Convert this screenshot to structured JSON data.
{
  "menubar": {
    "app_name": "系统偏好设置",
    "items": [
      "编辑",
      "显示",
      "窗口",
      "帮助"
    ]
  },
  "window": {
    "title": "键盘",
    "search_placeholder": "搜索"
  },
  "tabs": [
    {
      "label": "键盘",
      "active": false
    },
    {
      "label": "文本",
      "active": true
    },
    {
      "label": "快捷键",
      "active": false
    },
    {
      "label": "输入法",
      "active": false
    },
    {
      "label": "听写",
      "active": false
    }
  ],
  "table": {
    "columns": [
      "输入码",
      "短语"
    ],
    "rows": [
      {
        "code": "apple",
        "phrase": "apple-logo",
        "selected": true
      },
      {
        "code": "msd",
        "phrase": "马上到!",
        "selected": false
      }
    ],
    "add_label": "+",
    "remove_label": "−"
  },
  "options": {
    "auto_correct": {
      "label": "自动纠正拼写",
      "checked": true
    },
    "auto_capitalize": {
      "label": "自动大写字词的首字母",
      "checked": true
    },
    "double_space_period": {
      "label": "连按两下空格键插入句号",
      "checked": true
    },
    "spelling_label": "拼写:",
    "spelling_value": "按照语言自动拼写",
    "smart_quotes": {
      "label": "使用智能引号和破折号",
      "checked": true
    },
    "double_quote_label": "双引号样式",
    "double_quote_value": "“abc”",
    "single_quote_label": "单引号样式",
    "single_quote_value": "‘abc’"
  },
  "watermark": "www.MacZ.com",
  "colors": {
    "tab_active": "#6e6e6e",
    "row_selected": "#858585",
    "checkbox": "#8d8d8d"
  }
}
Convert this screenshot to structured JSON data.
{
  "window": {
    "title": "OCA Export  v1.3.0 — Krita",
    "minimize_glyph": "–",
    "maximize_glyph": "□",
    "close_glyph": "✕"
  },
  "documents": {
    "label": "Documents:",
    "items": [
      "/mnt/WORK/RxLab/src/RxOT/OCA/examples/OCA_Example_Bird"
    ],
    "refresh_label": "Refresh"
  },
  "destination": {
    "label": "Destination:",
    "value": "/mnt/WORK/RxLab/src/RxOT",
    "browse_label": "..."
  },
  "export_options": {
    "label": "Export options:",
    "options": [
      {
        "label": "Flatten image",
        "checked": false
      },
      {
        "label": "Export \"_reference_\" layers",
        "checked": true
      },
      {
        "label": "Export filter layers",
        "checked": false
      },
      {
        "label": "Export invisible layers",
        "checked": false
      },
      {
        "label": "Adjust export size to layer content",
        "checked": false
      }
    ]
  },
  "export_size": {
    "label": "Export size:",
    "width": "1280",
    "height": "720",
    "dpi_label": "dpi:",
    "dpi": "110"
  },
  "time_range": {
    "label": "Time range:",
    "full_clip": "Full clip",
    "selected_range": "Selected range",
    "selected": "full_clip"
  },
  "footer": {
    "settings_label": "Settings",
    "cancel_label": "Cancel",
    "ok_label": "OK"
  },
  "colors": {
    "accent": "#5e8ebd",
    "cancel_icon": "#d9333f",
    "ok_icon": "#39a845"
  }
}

Description of the task: Scan the records above, count the lines with "title" in them, and give only the number.

Written answer: 2